** Begin RAW RECORDS **

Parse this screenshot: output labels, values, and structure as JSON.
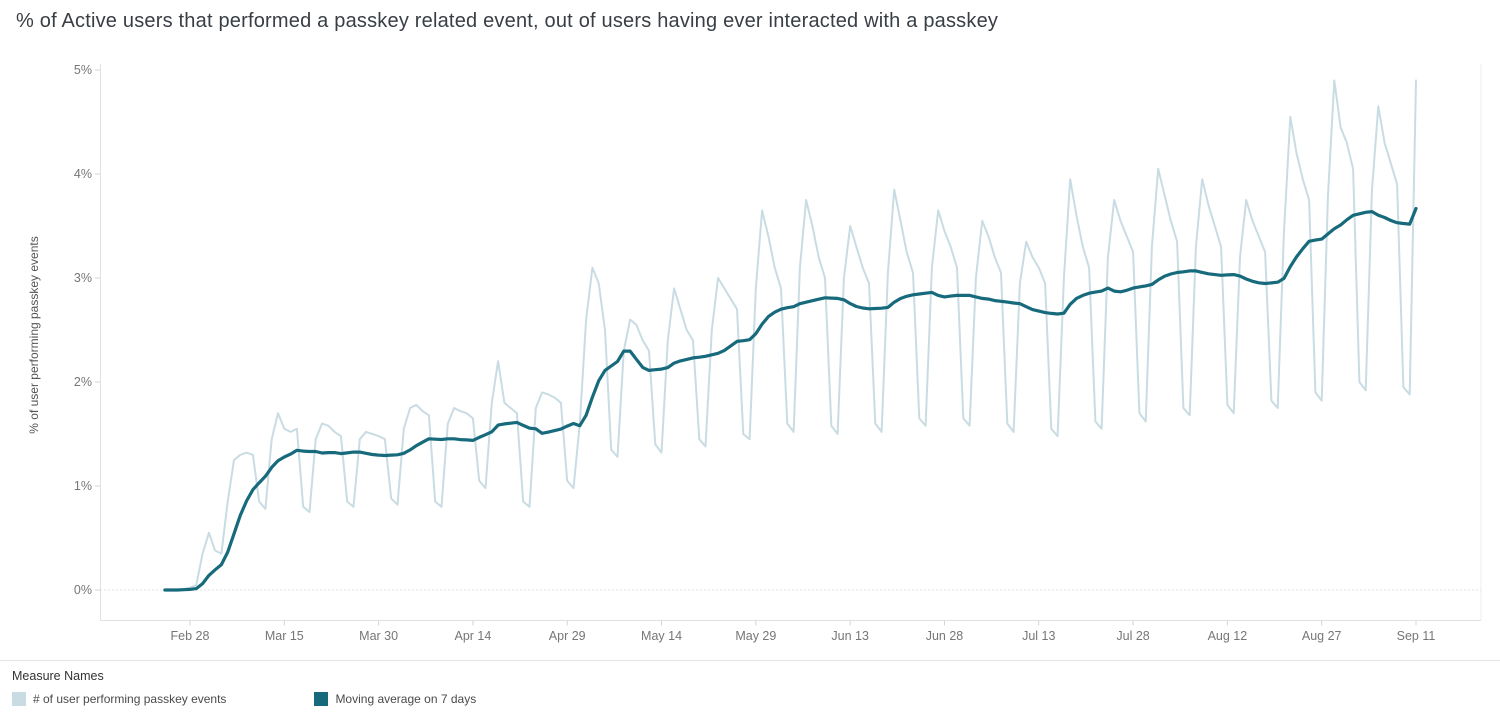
{
  "page": {
    "background": "#ffffff"
  },
  "legend": {
    "title": "Measure Names"
  },
  "chart_data": {
    "type": "line",
    "title": "% of Active users that performed a passkey related event, out of users having ever interacted with a passkey",
    "xlabel": "",
    "ylabel": "% of user performing passkey events",
    "ylim": [
      0,
      5
    ],
    "grid": "dotted horizontal line at 0% only",
    "legend_position": "bottom-left",
    "x_range": [
      "Feb 24",
      "Sep 11"
    ],
    "x_unit": "day index starting at Feb 24 (daily data, weekly dips on weekends)",
    "y_ticks": [
      {
        "value": 0,
        "label": "0%"
      },
      {
        "value": 1,
        "label": "1%"
      },
      {
        "value": 2,
        "label": "2%"
      },
      {
        "value": 3,
        "label": "3%"
      },
      {
        "value": 4,
        "label": "4%"
      },
      {
        "value": 5,
        "label": "5%"
      }
    ],
    "x_ticks": [
      {
        "day": 4,
        "label": "Feb 28"
      },
      {
        "day": 19,
        "label": "Mar 15"
      },
      {
        "day": 34,
        "label": "Mar 30"
      },
      {
        "day": 49,
        "label": "Apr 14"
      },
      {
        "day": 64,
        "label": "Apr 29"
      },
      {
        "day": 79,
        "label": "May 14"
      },
      {
        "day": 94,
        "label": "May 29"
      },
      {
        "day": 109,
        "label": "Jun 13"
      },
      {
        "day": 124,
        "label": "Jun 28"
      },
      {
        "day": 139,
        "label": "Jul 13"
      },
      {
        "day": 154,
        "label": "Jul 28"
      },
      {
        "day": 169,
        "label": "Aug 12"
      },
      {
        "day": 184,
        "label": "Aug 27"
      },
      {
        "day": 199,
        "label": "Sep 11"
      }
    ],
    "series": [
      {
        "name": "# of user performing passkey events",
        "color": "#c9dce3",
        "values": [
          0,
          0,
          0,
          0.01,
          0.02,
          0.05,
          0.35,
          0.55,
          0.38,
          0.35,
          0.85,
          1.25,
          1.3,
          1.32,
          1.3,
          0.85,
          0.78,
          1.45,
          1.7,
          1.55,
          1.52,
          1.55,
          0.8,
          0.75,
          1.45,
          1.6,
          1.58,
          1.52,
          1.48,
          0.85,
          0.8,
          1.45,
          1.52,
          1.5,
          1.48,
          1.45,
          0.88,
          0.82,
          1.55,
          1.75,
          1.78,
          1.72,
          1.68,
          0.85,
          0.8,
          1.6,
          1.75,
          1.72,
          1.7,
          1.65,
          1.05,
          0.98,
          1.8,
          2.2,
          1.8,
          1.75,
          1.7,
          0.85,
          0.8,
          1.75,
          1.9,
          1.88,
          1.85,
          1.8,
          1.05,
          0.98,
          1.6,
          2.6,
          3.1,
          2.95,
          2.5,
          1.35,
          1.28,
          2.3,
          2.6,
          2.55,
          2.4,
          2.3,
          1.4,
          1.32,
          2.4,
          2.9,
          2.7,
          2.5,
          2.4,
          1.45,
          1.38,
          2.5,
          3.0,
          2.9,
          2.8,
          2.7,
          1.5,
          1.45,
          2.9,
          3.65,
          3.4,
          3.1,
          2.9,
          1.6,
          1.52,
          3.1,
          3.75,
          3.5,
          3.2,
          3.0,
          1.58,
          1.5,
          3.0,
          3.5,
          3.3,
          3.1,
          2.95,
          1.6,
          1.52,
          3.05,
          3.85,
          3.55,
          3.25,
          3.05,
          1.65,
          1.58,
          3.1,
          3.65,
          3.45,
          3.3,
          3.1,
          1.65,
          1.58,
          3.0,
          3.55,
          3.4,
          3.2,
          3.05,
          1.6,
          1.52,
          2.95,
          3.35,
          3.2,
          3.1,
          2.95,
          1.55,
          1.48,
          3.0,
          3.95,
          3.6,
          3.3,
          3.1,
          1.62,
          1.55,
          3.2,
          3.75,
          3.55,
          3.4,
          3.25,
          1.7,
          1.62,
          3.3,
          4.05,
          3.8,
          3.55,
          3.35,
          1.75,
          1.68,
          3.3,
          3.95,
          3.7,
          3.5,
          3.3,
          1.78,
          1.7,
          3.2,
          3.75,
          3.55,
          3.4,
          3.25,
          1.82,
          1.75,
          3.45,
          4.55,
          4.2,
          3.95,
          3.75,
          1.9,
          1.82,
          3.8,
          4.9,
          4.45,
          4.3,
          4.05,
          2.0,
          1.92,
          3.85,
          4.65,
          4.3,
          4.1,
          3.9,
          1.95,
          1.88,
          4.9
        ]
      },
      {
        "name": "Moving average on 7 days",
        "color": "#176a7c",
        "window": 7,
        "derived": "trailing 7-day moving average of the first series"
      }
    ]
  }
}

** End RAW RECORDS **

Above are the records; reproduce them exactly and leave out the pictures.

Parse this screenshot: output labels, values, and structure as JSON.
{
  "page": {
    "background": "#ffffff"
  },
  "legend": {
    "title": "Measure Names"
  },
  "chart_data": {
    "type": "line",
    "title": "% of Active users that performed a passkey related event, out of users having ever interacted with a passkey",
    "xlabel": "",
    "ylabel": "% of user performing passkey events",
    "ylim": [
      0,
      5
    ],
    "grid": "dotted horizontal line at 0% only",
    "legend_position": "bottom-left",
    "x_range": [
      "Feb 24",
      "Sep 11"
    ],
    "x_unit": "day index starting at Feb 24 (daily data, weekly dips on weekends)",
    "y_ticks": [
      {
        "value": 0,
        "label": "0%"
      },
      {
        "value": 1,
        "label": "1%"
      },
      {
        "value": 2,
        "label": "2%"
      },
      {
        "value": 3,
        "label": "3%"
      },
      {
        "value": 4,
        "label": "4%"
      },
      {
        "value": 5,
        "label": "5%"
      }
    ],
    "x_ticks": [
      {
        "day": 4,
        "label": "Feb 28"
      },
      {
        "day": 19,
        "label": "Mar 15"
      },
      {
        "day": 34,
        "label": "Mar 30"
      },
      {
        "day": 49,
        "label": "Apr 14"
      },
      {
        "day": 64,
        "label": "Apr 29"
      },
      {
        "day": 79,
        "label": "May 14"
      },
      {
        "day": 94,
        "label": "May 29"
      },
      {
        "day": 109,
        "label": "Jun 13"
      },
      {
        "day": 124,
        "label": "Jun 28"
      },
      {
        "day": 139,
        "label": "Jul 13"
      },
      {
        "day": 154,
        "label": "Jul 28"
      },
      {
        "day": 169,
        "label": "Aug 12"
      },
      {
        "day": 184,
        "label": "Aug 27"
      },
      {
        "day": 199,
        "label": "Sep 11"
      }
    ],
    "series": [
      {
        "name": "# of user performing passkey events",
        "color": "#c9dce3",
        "values": [
          0,
          0,
          0,
          0.01,
          0.02,
          0.05,
          0.35,
          0.55,
          0.38,
          0.35,
          0.85,
          1.25,
          1.3,
          1.32,
          1.3,
          0.85,
          0.78,
          1.45,
          1.7,
          1.55,
          1.52,
          1.55,
          0.8,
          0.75,
          1.45,
          1.6,
          1.58,
          1.52,
          1.48,
          0.85,
          0.8,
          1.45,
          1.52,
          1.5,
          1.48,
          1.45,
          0.88,
          0.82,
          1.55,
          1.75,
          1.78,
          1.72,
          1.68,
          0.85,
          0.8,
          1.6,
          1.75,
          1.72,
          1.7,
          1.65,
          1.05,
          0.98,
          1.8,
          2.2,
          1.8,
          1.75,
          1.7,
          0.85,
          0.8,
          1.75,
          1.9,
          1.88,
          1.85,
          1.8,
          1.05,
          0.98,
          1.6,
          2.6,
          3.1,
          2.95,
          2.5,
          1.35,
          1.28,
          2.3,
          2.6,
          2.55,
          2.4,
          2.3,
          1.4,
          1.32,
          2.4,
          2.9,
          2.7,
          2.5,
          2.4,
          1.45,
          1.38,
          2.5,
          3.0,
          2.9,
          2.8,
          2.7,
          1.5,
          1.45,
          2.9,
          3.65,
          3.4,
          3.1,
          2.9,
          1.6,
          1.52,
          3.1,
          3.75,
          3.5,
          3.2,
          3.0,
          1.58,
          1.5,
          3.0,
          3.5,
          3.3,
          3.1,
          2.95,
          1.6,
          1.52,
          3.05,
          3.85,
          3.55,
          3.25,
          3.05,
          1.65,
          1.58,
          3.1,
          3.65,
          3.45,
          3.3,
          3.1,
          1.65,
          1.58,
          3.0,
          3.55,
          3.4,
          3.2,
          3.05,
          1.6,
          1.52,
          2.95,
          3.35,
          3.2,
          3.1,
          2.95,
          1.55,
          1.48,
          3.0,
          3.95,
          3.6,
          3.3,
          3.1,
          1.62,
          1.55,
          3.2,
          3.75,
          3.55,
          3.4,
          3.25,
          1.7,
          1.62,
          3.3,
          4.05,
          3.8,
          3.55,
          3.35,
          1.75,
          1.68,
          3.3,
          3.95,
          3.7,
          3.5,
          3.3,
          1.78,
          1.7,
          3.2,
          3.75,
          3.55,
          3.4,
          3.25,
          1.82,
          1.75,
          3.45,
          4.55,
          4.2,
          3.95,
          3.75,
          1.9,
          1.82,
          3.8,
          4.9,
          4.45,
          4.3,
          4.05,
          2.0,
          1.92,
          3.85,
          4.65,
          4.3,
          4.1,
          3.9,
          1.95,
          1.88,
          4.9
        ]
      },
      {
        "name": "Moving average on 7 days",
        "color": "#176a7c",
        "window": 7,
        "derived": "trailing 7-day moving average of the first series"
      }
    ]
  }
}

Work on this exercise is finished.